[Collected data]
········

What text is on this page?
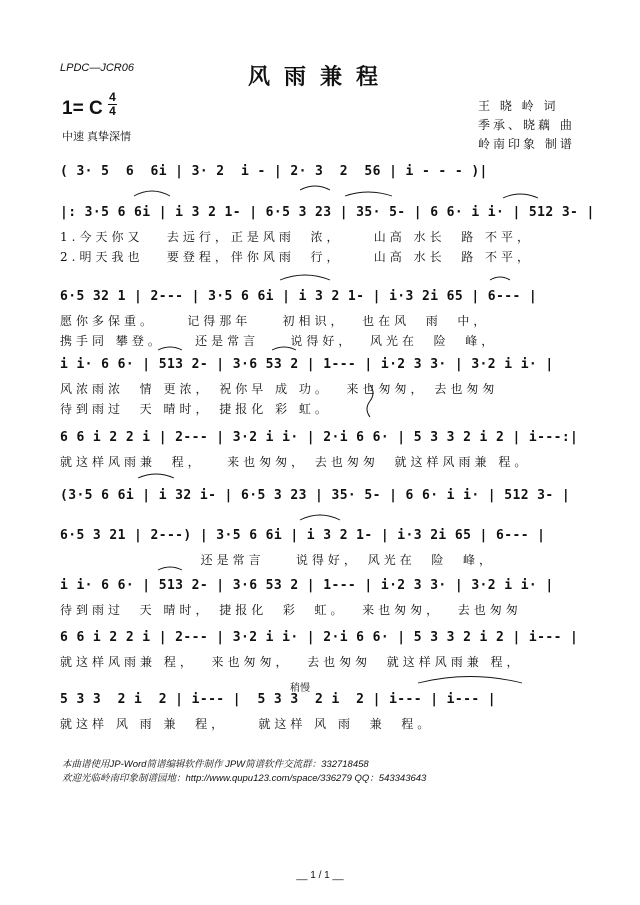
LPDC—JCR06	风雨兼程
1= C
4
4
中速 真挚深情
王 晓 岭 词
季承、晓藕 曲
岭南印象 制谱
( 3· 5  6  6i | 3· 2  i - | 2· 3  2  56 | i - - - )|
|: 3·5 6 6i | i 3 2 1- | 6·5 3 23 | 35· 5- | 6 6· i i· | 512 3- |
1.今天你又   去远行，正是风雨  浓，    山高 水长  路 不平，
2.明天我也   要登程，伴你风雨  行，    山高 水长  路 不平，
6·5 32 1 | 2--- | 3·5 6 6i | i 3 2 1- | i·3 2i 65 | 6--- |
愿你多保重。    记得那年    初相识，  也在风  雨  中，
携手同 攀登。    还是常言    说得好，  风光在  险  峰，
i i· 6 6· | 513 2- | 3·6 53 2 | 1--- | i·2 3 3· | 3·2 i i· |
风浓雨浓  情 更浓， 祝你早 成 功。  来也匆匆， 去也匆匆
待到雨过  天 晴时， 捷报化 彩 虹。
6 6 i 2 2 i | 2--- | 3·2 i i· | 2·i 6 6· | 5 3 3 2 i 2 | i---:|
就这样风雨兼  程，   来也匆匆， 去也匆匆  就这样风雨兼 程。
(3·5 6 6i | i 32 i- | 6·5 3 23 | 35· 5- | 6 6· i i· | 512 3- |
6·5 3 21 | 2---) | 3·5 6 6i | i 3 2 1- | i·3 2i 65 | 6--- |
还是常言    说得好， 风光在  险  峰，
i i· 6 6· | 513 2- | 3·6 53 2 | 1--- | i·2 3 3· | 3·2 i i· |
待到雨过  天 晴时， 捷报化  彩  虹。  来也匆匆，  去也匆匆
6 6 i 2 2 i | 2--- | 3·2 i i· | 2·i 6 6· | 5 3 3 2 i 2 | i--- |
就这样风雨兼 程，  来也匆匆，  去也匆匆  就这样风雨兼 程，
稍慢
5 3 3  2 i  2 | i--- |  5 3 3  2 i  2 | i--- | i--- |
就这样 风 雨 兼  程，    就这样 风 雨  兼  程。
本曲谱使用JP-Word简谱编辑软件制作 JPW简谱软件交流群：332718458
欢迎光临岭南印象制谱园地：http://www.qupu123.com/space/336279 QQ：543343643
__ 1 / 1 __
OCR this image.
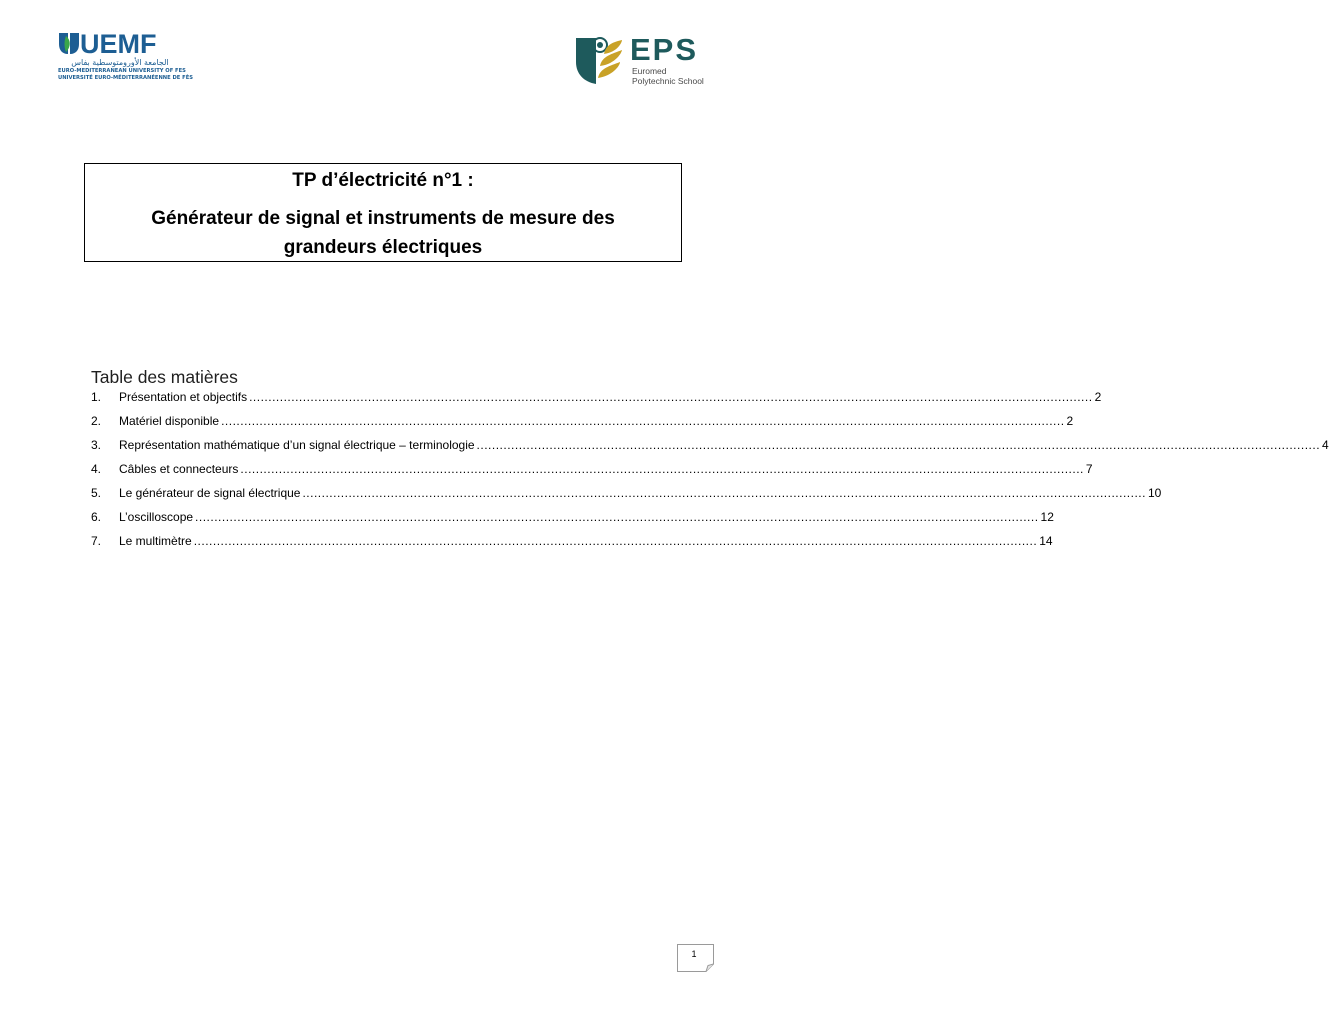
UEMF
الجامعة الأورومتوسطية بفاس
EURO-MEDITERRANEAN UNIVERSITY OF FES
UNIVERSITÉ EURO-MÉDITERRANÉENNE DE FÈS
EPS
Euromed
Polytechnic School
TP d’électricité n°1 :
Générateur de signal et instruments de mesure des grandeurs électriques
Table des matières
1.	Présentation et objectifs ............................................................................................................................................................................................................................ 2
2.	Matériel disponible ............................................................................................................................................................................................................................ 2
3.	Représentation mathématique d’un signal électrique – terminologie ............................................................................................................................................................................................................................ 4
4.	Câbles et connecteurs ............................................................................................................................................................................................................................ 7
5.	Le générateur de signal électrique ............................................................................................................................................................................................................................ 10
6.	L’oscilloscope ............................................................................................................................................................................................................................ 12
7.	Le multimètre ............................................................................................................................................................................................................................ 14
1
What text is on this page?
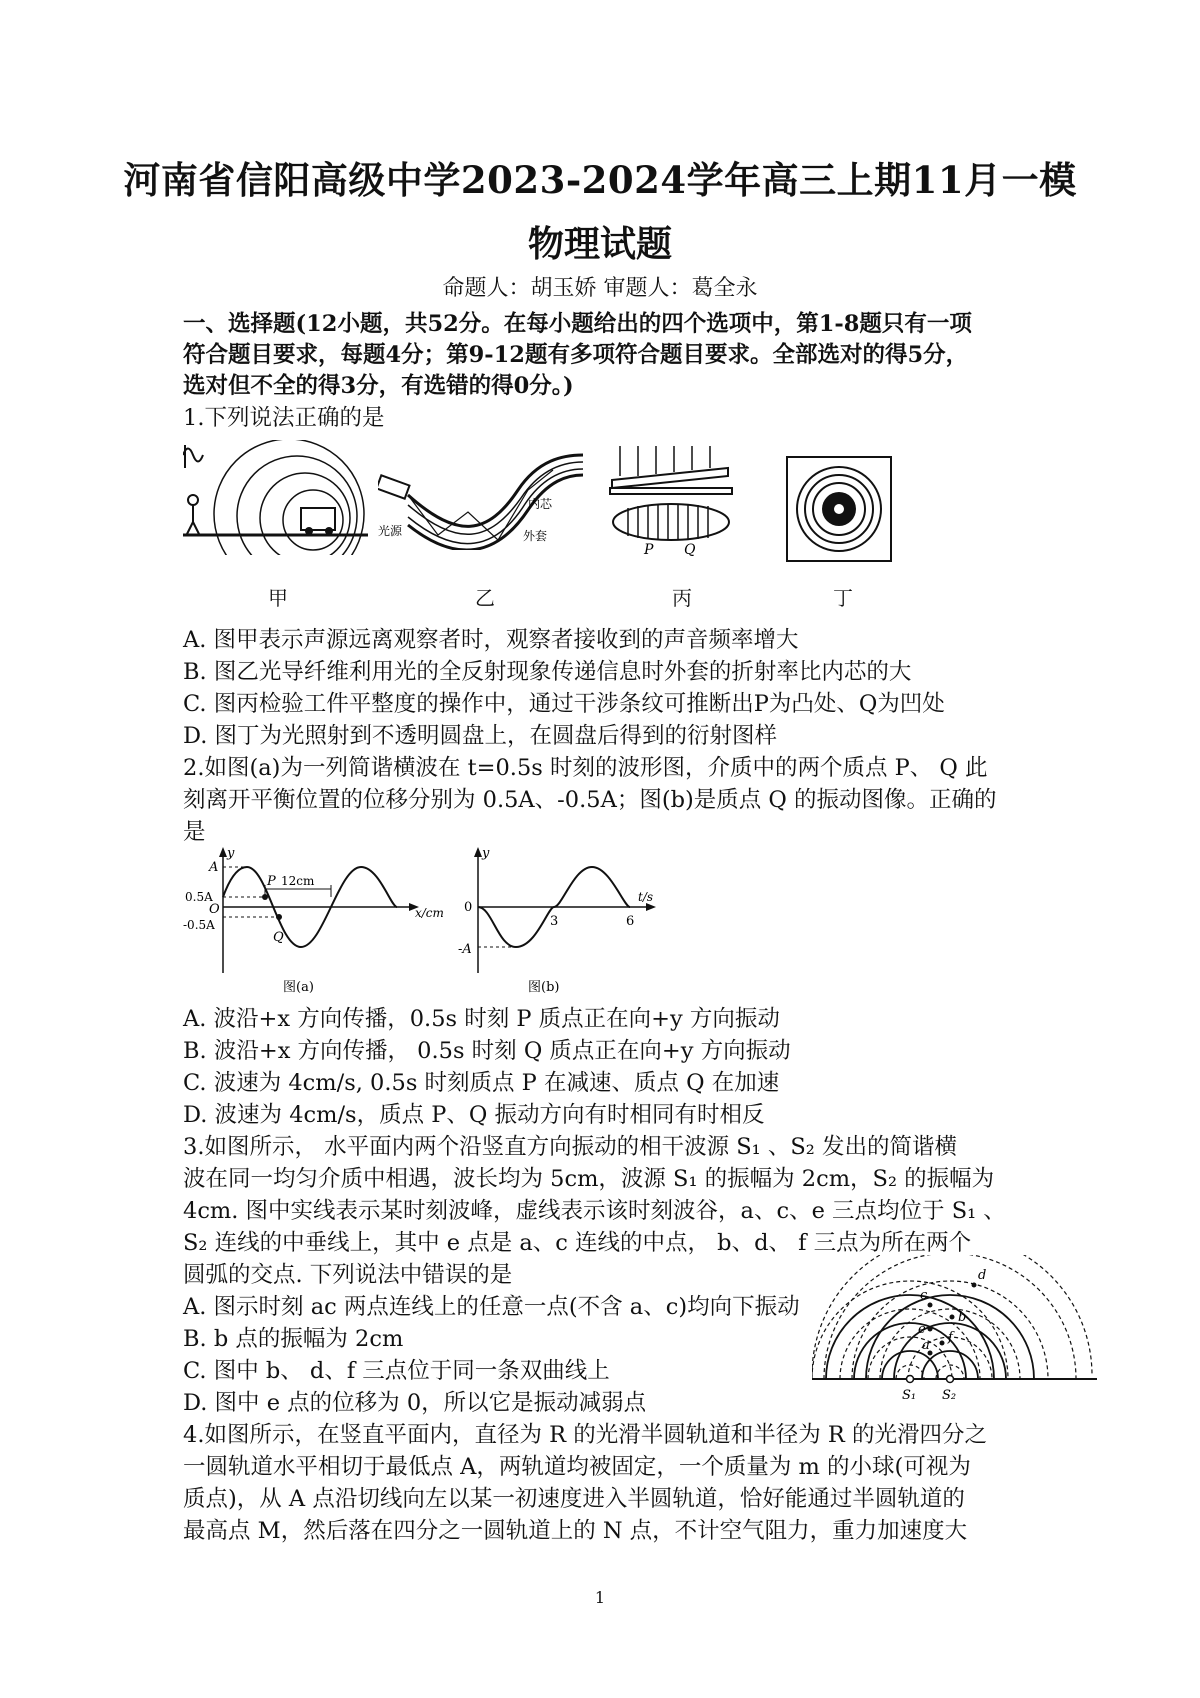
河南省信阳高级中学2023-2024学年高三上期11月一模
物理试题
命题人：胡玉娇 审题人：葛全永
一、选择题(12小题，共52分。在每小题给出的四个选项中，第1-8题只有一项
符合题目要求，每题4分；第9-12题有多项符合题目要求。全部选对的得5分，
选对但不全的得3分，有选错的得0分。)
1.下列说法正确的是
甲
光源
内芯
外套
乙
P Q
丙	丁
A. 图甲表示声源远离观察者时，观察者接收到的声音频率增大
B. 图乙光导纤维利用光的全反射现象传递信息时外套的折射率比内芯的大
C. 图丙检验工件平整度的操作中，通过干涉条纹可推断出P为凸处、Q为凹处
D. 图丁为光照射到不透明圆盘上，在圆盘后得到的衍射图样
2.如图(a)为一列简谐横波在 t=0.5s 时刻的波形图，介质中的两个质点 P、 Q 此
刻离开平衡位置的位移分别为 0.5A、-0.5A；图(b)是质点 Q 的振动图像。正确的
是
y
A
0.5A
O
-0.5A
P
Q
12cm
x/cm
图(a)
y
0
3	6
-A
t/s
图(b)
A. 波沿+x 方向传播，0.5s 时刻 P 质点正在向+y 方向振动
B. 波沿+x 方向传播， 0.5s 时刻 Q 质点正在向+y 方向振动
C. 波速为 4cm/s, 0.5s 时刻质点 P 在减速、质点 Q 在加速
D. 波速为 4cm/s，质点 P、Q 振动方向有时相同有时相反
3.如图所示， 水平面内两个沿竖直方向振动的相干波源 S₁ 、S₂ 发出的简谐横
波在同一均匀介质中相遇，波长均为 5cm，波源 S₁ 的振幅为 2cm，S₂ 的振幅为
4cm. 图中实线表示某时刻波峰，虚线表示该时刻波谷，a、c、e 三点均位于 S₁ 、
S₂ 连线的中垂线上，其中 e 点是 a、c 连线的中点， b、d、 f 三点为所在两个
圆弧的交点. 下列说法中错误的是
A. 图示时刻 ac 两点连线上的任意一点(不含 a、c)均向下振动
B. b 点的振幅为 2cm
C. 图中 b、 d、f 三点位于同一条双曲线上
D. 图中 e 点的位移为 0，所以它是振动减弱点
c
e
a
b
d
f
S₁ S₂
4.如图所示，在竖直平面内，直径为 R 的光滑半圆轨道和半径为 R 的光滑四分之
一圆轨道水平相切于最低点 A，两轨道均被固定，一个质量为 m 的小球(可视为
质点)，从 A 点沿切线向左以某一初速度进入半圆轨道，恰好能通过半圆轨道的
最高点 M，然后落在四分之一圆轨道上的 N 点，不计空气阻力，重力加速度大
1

········

_Challenge_
Every line of the material is to be quoted exactly, with no pictures carried over.

_Output below_
What text is on this page?
LPDC—JCR06	风雨兼程
1= C
4
4
中速 真挚深情
王 晓 岭 词
季承、晓藕 曲
岭南印象 制谱
( 3· 5  6  6i | 3· 2  i - | 2· 3  2  56 | i - - - )|
|: 3·5 6 6i | i 3 2 1- | 6·5 3 23 | 35· 5- | 6 6· i i· | 512 3- |
1.今天你又   去远行，正是风雨  浓，    山高 水长  路 不平，
2.明天我也   要登程，伴你风雨  行，    山高 水长  路 不平，
6·5 32 1 | 2--- | 3·5 6 6i | i 3 2 1- | i·3 2i 65 | 6--- |
愿你多保重。    记得那年    初相识，  也在风  雨  中，
携手同 攀登。    还是常言    说得好，  风光在  险  峰，
i i· 6 6· | 513 2- | 3·6 53 2 | 1--- | i·2 3 3· | 3·2 i i· |
风浓雨浓  情 更浓， 祝你早 成 功。  来也匆匆， 去也匆匆
待到雨过  天 晴时， 捷报化 彩 虹。
6 6 i 2 2 i | 2--- | 3·2 i i· | 2·i 6 6· | 5 3 3 2 i 2 | i---:|
就这样风雨兼  程，   来也匆匆， 去也匆匆  就这样风雨兼 程。
(3·5 6 6i | i 32 i- | 6·5 3 23 | 35· 5- | 6 6· i i· | 512 3- |
6·5 3 21 | 2---) | 3·5 6 6i | i 3 2 1- | i·3 2i 65 | 6--- |
还是常言    说得好， 风光在  险  峰，
i i· 6 6· | 513 2- | 3·6 53 2 | 1--- | i·2 3 3· | 3·2 i i· |
待到雨过  天 晴时， 捷报化  彩  虹。  来也匆匆，  去也匆匆
6 6 i 2 2 i | 2--- | 3·2 i i· | 2·i 6 6· | 5 3 3 2 i 2 | i--- |
就这样风雨兼 程，  来也匆匆，  去也匆匆  就这样风雨兼 程，
稍慢
5 3 3  2 i  2 | i--- |  5 3 3  2 i  2 | i--- | i--- |
就这样 风 雨 兼  程，    就这样 风 雨  兼  程。
本曲谱使用JP-Word简谱编辑软件制作 JPW简谱软件交流群：332718458
欢迎光临岭南印象制谱园地：http://www.qupu123.com/space/336279 QQ：543343643
__ 1 / 1 __
OCR this image.
UEMF
الجامعة الأورومتوسطية بفاس
EURO-MEDITERRANEAN UNIVERSITY OF FES
UNIVERSITÉ EURO-MÉDITERRANÉENNE DE FÈS
EPS
Euromed
Polytechnic School
TP d’électricité n°1 :
Générateur de signal et instruments de mesure des grandeurs électriques
Table des matières
1.	Présentation et objectifs ............................................................................................................................................................................................................................ 2
2.	Matériel disponible ............................................................................................................................................................................................................................ 2
3.	Représentation mathématique d’un signal électrique – terminologie ............................................................................................................................................................................................................................ 4
4.	Câbles et connecteurs ............................................................................................................................................................................................................................ 7
5.	Le générateur de signal électrique ............................................................................................................................................................................................................................ 10
6.	L’oscilloscope ............................................................................................................................................................................................................................ 12
7.	Le multimètre ............................................................................................................................................................................................................................ 14
1
What text is on this page?
河南省信阳高级中学2023-2024学年高三上期11月一模
物理试题
命题人：胡玉娇 审题人：葛全永
一、选择题(12小题，共52分。在每小题给出的四个选项中，第1-8题只有一项
符合题目要求，每题4分；第9-12题有多项符合题目要求。全部选对的得5分，
选对但不全的得3分，有选错的得0分。)
1.下列说法正确的是
甲
光源
内芯
外套
乙
P Q
丙	丁
A. 图甲表示声源远离观察者时，观察者接收到的声音频率增大
B. 图乙光导纤维利用光的全反射现象传递信息时外套的折射率比内芯的大
C. 图丙检验工件平整度的操作中，通过干涉条纹可推断出P为凸处、Q为凹处
D. 图丁为光照射到不透明圆盘上，在圆盘后得到的衍射图样
2.如图(a)为一列简谐横波在 t=0.5s 时刻的波形图，介质中的两个质点 P、 Q 此
刻离开平衡位置的位移分别为 0.5A、-0.5A；图(b)是质点 Q 的振动图像。正确的
是
y
A
0.5A
O
-0.5A
P
Q
12cm
x/cm
图(a)
y
0
3	6
-A
t/s
图(b)
A. 波沿+x 方向传播，0.5s 时刻 P 质点正在向+y 方向振动
B. 波沿+x 方向传播， 0.5s 时刻 Q 质点正在向+y 方向振动
C. 波速为 4cm/s, 0.5s 时刻质点 P 在减速、质点 Q 在加速
D. 波速为 4cm/s，质点 P、Q 振动方向有时相同有时相反
3.如图所示， 水平面内两个沿竖直方向振动的相干波源 S₁ 、S₂ 发出的简谐横
波在同一均匀介质中相遇，波长均为 5cm，波源 S₁ 的振幅为 2cm，S₂ 的振幅为
4cm. 图中实线表示某时刻波峰，虚线表示该时刻波谷，a、c、e 三点均位于 S₁ 、
S₂ 连线的中垂线上，其中 e 点是 a、c 连线的中点， b、d、 f 三点为所在两个
圆弧的交点. 下列说法中错误的是
A. 图示时刻 ac 两点连线上的任意一点(不含 a、c)均向下振动
B. b 点的振幅为 2cm
C. 图中 b、 d、f 三点位于同一条双曲线上
D. 图中 e 点的位移为 0，所以它是振动减弱点
c
e
a
b
d
f
S₁ S₂
4.如图所示，在竖直平面内，直径为 R 的光滑半圆轨道和半径为 R 的光滑四分之
一圆轨道水平相切于最低点 A，两轨道均被固定，一个质量为 m 的小球(可视为
质点)，从 A 点沿切线向左以某一初速度进入半圆轨道，恰好能通过半圆轨道的
最高点 M，然后落在四分之一圆轨道上的 N 点，不计空气阻力，重力加速度大
1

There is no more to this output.